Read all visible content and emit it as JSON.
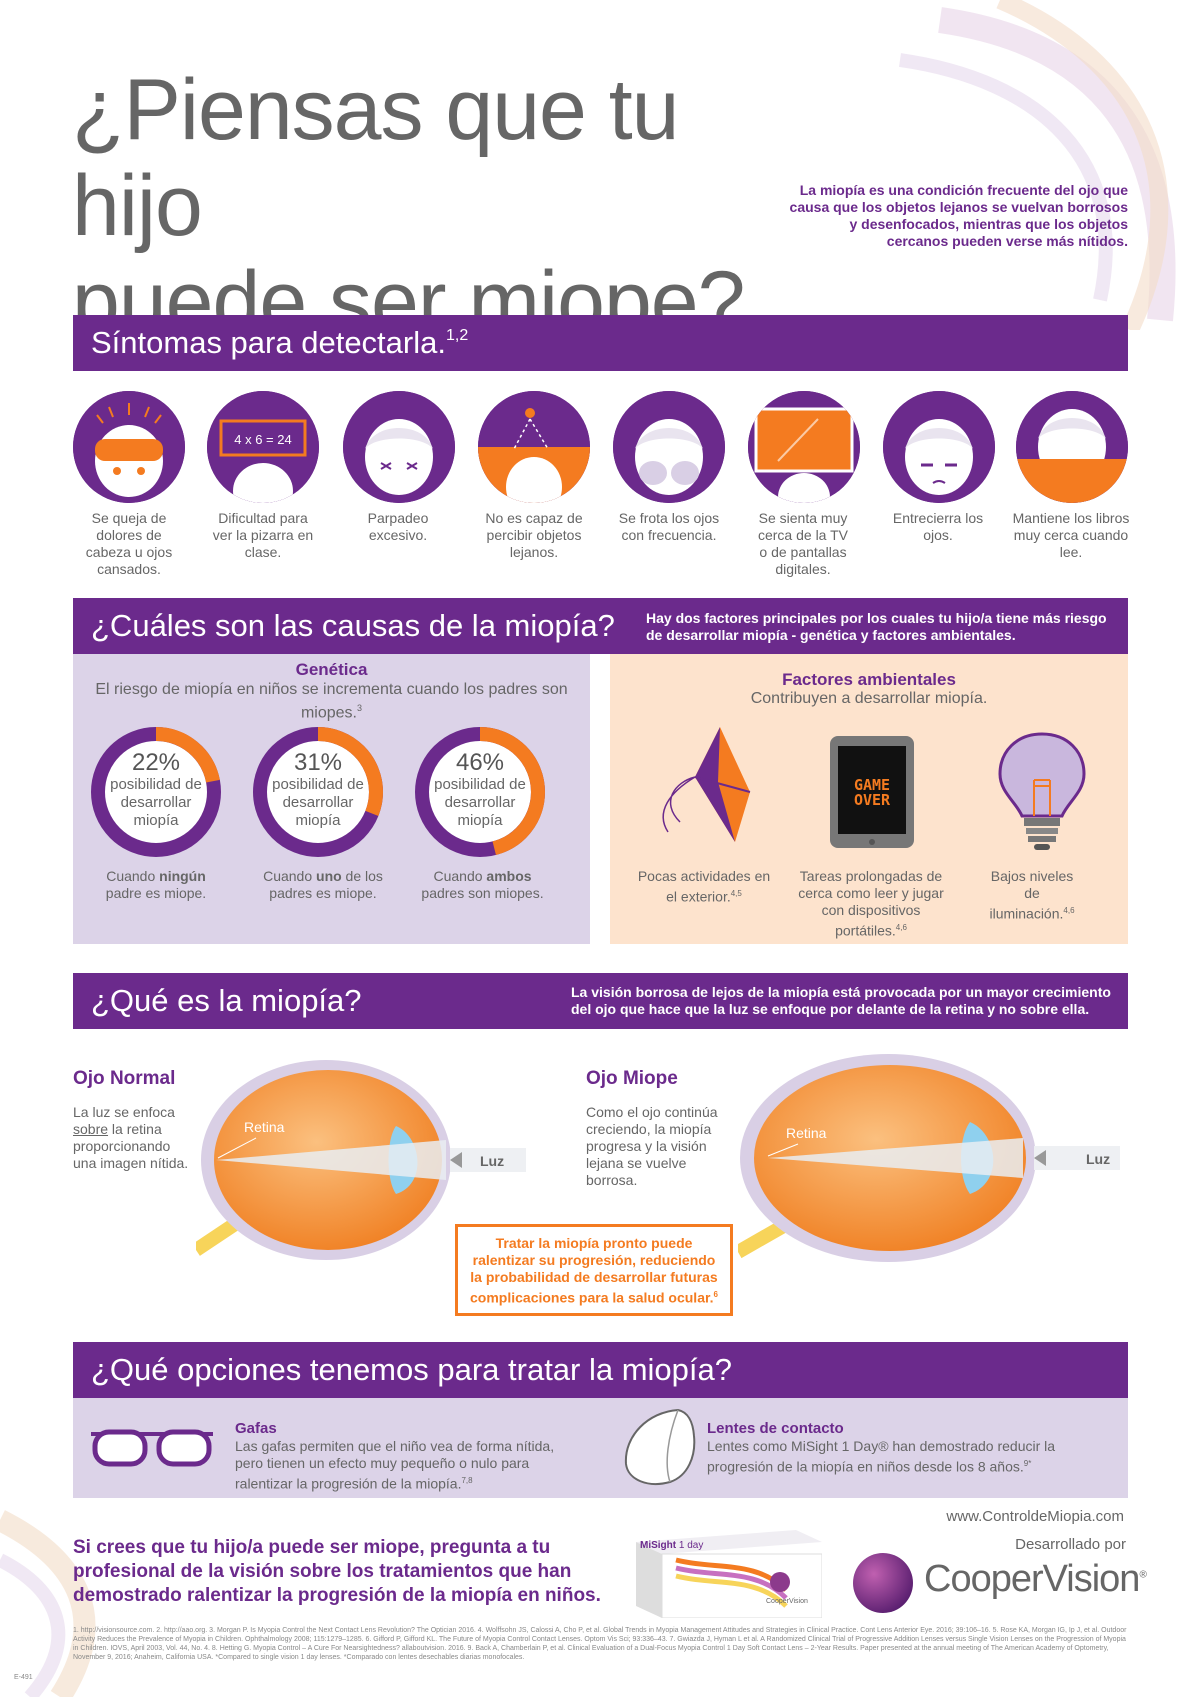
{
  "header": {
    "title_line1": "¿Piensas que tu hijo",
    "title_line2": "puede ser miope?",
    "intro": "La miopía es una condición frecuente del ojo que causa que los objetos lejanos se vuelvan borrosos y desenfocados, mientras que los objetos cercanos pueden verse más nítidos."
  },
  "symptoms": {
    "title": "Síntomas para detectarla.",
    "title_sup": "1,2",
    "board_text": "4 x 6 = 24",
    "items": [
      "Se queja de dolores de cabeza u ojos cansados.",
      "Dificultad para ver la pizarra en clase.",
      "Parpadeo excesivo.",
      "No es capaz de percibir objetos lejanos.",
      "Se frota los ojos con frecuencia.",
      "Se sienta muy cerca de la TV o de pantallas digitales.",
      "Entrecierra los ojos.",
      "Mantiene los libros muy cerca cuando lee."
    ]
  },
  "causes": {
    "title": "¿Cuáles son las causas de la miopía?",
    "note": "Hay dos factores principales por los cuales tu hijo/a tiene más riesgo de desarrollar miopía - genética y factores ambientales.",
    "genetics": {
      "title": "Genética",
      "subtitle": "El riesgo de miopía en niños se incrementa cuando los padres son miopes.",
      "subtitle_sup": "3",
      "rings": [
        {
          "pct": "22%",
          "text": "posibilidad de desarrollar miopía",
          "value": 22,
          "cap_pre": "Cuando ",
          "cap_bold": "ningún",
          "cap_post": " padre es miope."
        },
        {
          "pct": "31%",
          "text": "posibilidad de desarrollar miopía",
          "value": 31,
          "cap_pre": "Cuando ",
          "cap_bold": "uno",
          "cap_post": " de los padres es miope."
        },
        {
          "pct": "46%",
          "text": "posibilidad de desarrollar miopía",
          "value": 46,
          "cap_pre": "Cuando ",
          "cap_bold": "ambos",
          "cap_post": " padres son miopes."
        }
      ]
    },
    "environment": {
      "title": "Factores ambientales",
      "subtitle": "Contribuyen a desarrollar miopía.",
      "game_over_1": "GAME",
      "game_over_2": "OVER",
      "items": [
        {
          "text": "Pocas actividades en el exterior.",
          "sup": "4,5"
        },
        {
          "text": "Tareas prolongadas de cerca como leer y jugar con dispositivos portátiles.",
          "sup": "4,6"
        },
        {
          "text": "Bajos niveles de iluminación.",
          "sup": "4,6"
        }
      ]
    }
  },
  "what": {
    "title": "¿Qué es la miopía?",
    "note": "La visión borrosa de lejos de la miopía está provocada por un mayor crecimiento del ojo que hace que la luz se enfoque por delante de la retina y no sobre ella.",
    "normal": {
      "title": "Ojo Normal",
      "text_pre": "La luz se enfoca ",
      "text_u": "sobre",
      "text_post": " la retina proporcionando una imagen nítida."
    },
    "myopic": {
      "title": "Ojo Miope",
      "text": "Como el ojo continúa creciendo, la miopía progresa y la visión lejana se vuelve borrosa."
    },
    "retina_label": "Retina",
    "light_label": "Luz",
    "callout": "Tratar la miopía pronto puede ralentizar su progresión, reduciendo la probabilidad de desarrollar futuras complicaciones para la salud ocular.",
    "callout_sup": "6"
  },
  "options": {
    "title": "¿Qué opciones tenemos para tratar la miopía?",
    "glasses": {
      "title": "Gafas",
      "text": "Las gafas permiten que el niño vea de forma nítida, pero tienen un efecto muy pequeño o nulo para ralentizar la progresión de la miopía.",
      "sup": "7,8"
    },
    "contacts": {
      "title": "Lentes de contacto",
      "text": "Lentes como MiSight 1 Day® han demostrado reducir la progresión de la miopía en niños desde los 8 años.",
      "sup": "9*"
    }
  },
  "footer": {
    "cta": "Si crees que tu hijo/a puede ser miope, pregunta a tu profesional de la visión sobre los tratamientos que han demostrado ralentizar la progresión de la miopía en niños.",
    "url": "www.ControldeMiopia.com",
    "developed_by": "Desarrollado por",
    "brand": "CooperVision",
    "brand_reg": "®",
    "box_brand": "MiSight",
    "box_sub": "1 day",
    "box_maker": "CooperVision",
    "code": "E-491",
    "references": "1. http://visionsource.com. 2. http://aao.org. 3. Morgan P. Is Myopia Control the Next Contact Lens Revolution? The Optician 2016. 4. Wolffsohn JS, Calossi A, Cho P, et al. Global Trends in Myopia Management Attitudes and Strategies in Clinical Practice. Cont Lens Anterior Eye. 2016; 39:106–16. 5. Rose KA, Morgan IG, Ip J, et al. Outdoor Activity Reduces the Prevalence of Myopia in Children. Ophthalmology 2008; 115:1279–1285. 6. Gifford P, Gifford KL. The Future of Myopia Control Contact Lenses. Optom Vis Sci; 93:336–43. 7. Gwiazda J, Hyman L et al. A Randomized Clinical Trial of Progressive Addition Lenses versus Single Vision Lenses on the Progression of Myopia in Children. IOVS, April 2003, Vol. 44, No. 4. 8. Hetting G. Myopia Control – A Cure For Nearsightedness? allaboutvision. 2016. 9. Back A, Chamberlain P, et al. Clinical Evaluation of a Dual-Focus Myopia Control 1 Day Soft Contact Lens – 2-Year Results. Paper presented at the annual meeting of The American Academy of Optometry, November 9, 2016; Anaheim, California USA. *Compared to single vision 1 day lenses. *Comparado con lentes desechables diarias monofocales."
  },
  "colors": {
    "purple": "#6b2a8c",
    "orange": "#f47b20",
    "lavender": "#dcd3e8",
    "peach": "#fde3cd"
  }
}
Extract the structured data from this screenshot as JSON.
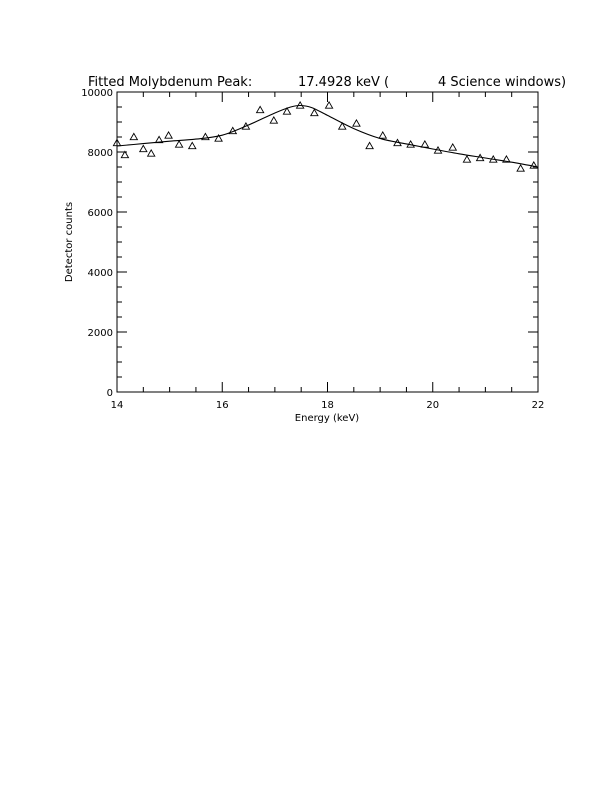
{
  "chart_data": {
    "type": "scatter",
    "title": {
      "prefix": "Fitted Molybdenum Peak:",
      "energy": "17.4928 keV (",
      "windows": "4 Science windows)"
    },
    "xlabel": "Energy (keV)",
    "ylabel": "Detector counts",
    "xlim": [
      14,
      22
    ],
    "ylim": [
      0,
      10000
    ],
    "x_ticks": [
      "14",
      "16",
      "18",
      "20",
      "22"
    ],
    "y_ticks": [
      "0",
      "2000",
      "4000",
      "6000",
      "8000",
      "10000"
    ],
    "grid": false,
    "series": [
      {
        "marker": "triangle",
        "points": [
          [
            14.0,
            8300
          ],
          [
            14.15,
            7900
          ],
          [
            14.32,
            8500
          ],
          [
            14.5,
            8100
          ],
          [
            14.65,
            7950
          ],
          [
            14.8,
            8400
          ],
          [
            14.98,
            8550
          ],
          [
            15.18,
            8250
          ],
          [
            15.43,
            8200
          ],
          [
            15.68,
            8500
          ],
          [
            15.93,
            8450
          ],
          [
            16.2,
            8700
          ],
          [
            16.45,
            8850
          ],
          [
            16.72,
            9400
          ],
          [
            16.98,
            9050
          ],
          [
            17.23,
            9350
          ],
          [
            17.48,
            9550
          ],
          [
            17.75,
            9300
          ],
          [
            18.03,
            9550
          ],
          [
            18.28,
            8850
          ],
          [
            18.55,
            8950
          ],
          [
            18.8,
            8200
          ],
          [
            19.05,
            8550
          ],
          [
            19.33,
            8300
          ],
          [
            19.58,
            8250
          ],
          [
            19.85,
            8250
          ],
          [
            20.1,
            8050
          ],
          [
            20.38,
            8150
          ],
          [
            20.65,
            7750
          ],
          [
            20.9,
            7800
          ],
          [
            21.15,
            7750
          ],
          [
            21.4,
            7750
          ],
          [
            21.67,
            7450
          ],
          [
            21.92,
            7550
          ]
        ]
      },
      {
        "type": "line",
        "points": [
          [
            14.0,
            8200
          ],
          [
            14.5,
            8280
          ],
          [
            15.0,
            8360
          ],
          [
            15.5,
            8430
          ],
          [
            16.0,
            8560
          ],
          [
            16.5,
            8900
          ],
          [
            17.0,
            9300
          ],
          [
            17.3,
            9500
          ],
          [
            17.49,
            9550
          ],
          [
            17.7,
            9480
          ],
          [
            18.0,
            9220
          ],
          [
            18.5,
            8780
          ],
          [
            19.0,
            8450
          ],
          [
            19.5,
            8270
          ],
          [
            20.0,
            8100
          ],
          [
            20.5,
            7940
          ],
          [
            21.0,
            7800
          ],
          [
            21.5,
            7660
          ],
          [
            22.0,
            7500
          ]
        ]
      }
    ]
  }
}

+++

● AIM
Find each line holding the string "miopes" and copy it out.

● RESULT
      "subtitle": "El riesgo de miopía en niños se incrementa cuando los padres son miopes.",
          "cap_post": " padres son miopes."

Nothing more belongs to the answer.